(begin)

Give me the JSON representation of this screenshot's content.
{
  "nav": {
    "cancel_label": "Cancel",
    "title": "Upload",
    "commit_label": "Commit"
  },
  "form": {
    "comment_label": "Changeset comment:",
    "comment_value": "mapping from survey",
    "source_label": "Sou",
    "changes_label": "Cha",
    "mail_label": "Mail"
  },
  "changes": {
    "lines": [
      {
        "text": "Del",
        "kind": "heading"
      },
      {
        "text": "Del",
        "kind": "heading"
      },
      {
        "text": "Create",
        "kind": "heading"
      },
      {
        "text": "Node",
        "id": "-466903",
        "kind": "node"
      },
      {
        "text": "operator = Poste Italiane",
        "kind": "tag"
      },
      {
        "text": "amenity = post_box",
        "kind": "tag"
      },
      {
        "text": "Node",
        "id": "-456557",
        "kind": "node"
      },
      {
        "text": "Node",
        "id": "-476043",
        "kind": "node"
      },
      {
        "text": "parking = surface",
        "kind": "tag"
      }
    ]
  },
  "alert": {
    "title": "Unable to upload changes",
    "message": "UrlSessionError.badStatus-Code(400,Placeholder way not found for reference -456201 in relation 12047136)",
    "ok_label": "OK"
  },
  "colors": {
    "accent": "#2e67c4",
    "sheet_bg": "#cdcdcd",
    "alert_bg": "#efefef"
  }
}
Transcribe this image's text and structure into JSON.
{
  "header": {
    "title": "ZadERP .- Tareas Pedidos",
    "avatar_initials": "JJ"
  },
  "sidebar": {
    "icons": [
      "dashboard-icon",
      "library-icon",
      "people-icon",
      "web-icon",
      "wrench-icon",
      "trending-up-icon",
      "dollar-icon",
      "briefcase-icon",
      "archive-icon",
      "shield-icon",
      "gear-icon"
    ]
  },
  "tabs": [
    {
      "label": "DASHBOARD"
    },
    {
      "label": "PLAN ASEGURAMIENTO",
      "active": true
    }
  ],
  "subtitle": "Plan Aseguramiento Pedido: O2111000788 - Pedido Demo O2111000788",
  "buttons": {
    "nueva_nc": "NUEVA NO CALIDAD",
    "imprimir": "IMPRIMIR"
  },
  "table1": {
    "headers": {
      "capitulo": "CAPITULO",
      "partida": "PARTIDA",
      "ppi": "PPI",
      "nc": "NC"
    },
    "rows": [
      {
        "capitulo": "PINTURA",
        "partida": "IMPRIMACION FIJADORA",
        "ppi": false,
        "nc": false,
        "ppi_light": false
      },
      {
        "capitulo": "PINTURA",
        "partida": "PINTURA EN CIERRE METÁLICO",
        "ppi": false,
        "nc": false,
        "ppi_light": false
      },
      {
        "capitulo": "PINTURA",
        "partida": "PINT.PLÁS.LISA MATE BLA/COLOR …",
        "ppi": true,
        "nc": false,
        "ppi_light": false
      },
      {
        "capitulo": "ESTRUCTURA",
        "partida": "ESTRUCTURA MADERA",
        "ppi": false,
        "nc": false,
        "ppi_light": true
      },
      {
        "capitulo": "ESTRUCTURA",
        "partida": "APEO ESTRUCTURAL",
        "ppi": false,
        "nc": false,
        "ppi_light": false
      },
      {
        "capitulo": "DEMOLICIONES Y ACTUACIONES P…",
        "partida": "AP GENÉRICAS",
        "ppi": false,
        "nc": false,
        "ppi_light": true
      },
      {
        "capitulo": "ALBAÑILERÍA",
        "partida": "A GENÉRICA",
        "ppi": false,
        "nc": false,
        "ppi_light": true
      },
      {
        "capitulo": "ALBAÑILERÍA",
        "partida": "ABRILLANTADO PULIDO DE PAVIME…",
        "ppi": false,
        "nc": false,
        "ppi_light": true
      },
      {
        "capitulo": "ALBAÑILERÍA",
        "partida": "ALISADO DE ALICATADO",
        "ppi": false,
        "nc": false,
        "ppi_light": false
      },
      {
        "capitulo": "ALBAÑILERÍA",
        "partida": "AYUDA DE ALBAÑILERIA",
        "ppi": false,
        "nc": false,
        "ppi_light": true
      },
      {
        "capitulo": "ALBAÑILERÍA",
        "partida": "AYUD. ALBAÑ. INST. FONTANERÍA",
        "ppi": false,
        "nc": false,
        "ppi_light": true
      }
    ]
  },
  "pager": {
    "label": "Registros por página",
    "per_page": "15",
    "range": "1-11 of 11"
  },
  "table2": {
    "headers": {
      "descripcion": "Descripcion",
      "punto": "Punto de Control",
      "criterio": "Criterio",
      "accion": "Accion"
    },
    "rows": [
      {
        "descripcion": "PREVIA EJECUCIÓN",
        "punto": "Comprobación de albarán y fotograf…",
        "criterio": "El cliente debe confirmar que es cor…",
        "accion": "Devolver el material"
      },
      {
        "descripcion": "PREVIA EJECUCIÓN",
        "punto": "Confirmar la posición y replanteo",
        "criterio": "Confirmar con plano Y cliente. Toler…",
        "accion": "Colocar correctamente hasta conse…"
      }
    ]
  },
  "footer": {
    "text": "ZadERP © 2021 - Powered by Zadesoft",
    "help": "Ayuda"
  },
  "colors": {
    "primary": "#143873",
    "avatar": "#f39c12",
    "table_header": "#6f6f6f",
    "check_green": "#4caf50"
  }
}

(end)

TO DO: Each record must be returned exactly as it is written.

TASK RESPONSE:
Give me the JSON representation of this screenshot's content.
{
  "nav": {
    "cancel_label": "Cancel",
    "title": "Upload",
    "commit_label": "Commit"
  },
  "form": {
    "comment_label": "Changeset comment:",
    "comment_value": "mapping from survey",
    "source_label": "Sou",
    "changes_label": "Cha",
    "mail_label": "Mail"
  },
  "changes": {
    "lines": [
      {
        "text": "Del",
        "kind": "heading"
      },
      {
        "text": "Del",
        "kind": "heading"
      },
      {
        "text": "Create",
        "kind": "heading"
      },
      {
        "text": "Node",
        "id": "-466903",
        "kind": "node"
      },
      {
        "text": "operator = Poste Italiane",
        "kind": "tag"
      },
      {
        "text": "amenity = post_box",
        "kind": "tag"
      },
      {
        "text": "Node",
        "id": "-456557",
        "kind": "node"
      },
      {
        "text": "Node",
        "id": "-476043",
        "kind": "node"
      },
      {
        "text": "parking = surface",
        "kind": "tag"
      }
    ]
  },
  "alert": {
    "title": "Unable to upload changes",
    "message": "UrlSessionError.badStatus-Code(400,Placeholder way not found for reference -456201 in relation 12047136)",
    "ok_label": "OK"
  },
  "colors": {
    "accent": "#2e67c4",
    "sheet_bg": "#cdcdcd",
    "alert_bg": "#efefef"
  }
}
Transcribe this image's text and structure into JSON.
{
  "header": {
    "title": "ZadERP .- Tareas Pedidos",
    "avatar_initials": "JJ"
  },
  "sidebar": {
    "icons": [
      "dashboard-icon",
      "library-icon",
      "people-icon",
      "web-icon",
      "wrench-icon",
      "trending-up-icon",
      "dollar-icon",
      "briefcase-icon",
      "archive-icon",
      "shield-icon",
      "gear-icon"
    ]
  },
  "tabs": [
    {
      "label": "DASHBOARD"
    },
    {
      "label": "PLAN ASEGURAMIENTO",
      "active": true
    }
  ],
  "subtitle": "Plan Aseguramiento Pedido: O2111000788 - Pedido Demo O2111000788",
  "buttons": {
    "nueva_nc": "NUEVA NO CALIDAD",
    "imprimir": "IMPRIMIR"
  },
  "table1": {
    "headers": {
      "capitulo": "CAPITULO",
      "partida": "PARTIDA",
      "ppi": "PPI",
      "nc": "NC"
    },
    "rows": [
      {
        "capitulo": "PINTURA",
        "partida": "IMPRIMACION FIJADORA",
        "ppi": false,
        "nc": false,
        "ppi_light": false
      },
      {
        "capitulo": "PINTURA",
        "partida": "PINTURA EN CIERRE METÁLICO",
        "ppi": false,
        "nc": false,
        "ppi_light": false
      },
      {
        "capitulo": "PINTURA",
        "partida": "PINT.PLÁS.LISA MATE BLA/COLOR …",
        "ppi": true,
        "nc": false,
        "ppi_light": false
      },
      {
        "capitulo": "ESTRUCTURA",
        "partida": "ESTRUCTURA MADERA",
        "ppi": false,
        "nc": false,
        "ppi_light": true
      },
      {
        "capitulo": "ESTRUCTURA",
        "partida": "APEO ESTRUCTURAL",
        "ppi": false,
        "nc": false,
        "ppi_light": false
      },
      {
        "capitulo": "DEMOLICIONES Y ACTUACIONES P…",
        "partida": "AP GENÉRICAS",
        "ppi": false,
        "nc": false,
        "ppi_light": true
      },
      {
        "capitulo": "ALBAÑILERÍA",
        "partida": "A GENÉRICA",
        "ppi": false,
        "nc": false,
        "ppi_light": true
      },
      {
        "capitulo": "ALBAÑILERÍA",
        "partida": "ABRILLANTADO PULIDO DE PAVIME…",
        "ppi": false,
        "nc": false,
        "ppi_light": true
      },
      {
        "capitulo": "ALBAÑILERÍA",
        "partida": "ALISADO DE ALICATADO",
        "ppi": false,
        "nc": false,
        "ppi_light": false
      },
      {
        "capitulo": "ALBAÑILERÍA",
        "partida": "AYUDA DE ALBAÑILERIA",
        "ppi": false,
        "nc": false,
        "ppi_light": true
      },
      {
        "capitulo": "ALBAÑILERÍA",
        "partida": "AYUD. ALBAÑ. INST. FONTANERÍA",
        "ppi": false,
        "nc": false,
        "ppi_light": true
      }
    ]
  },
  "pager": {
    "label": "Registros por página",
    "per_page": "15",
    "range": "1-11 of 11"
  },
  "table2": {
    "headers": {
      "descripcion": "Descripcion",
      "punto": "Punto de Control",
      "criterio": "Criterio",
      "accion": "Accion"
    },
    "rows": [
      {
        "descripcion": "PREVIA EJECUCIÓN",
        "punto": "Comprobación de albarán y fotograf…",
        "criterio": "El cliente debe confirmar que es cor…",
        "accion": "Devolver el material"
      },
      {
        "descripcion": "PREVIA EJECUCIÓN",
        "punto": "Confirmar la posición y replanteo",
        "criterio": "Confirmar con plano Y cliente. Toler…",
        "accion": "Colocar correctamente hasta conse…"
      }
    ]
  },
  "footer": {
    "text": "ZadERP © 2021 - Powered by Zadesoft",
    "help": "Ayuda"
  },
  "colors": {
    "primary": "#143873",
    "avatar": "#f39c12",
    "table_header": "#6f6f6f",
    "check_green": "#4caf50"
  }
}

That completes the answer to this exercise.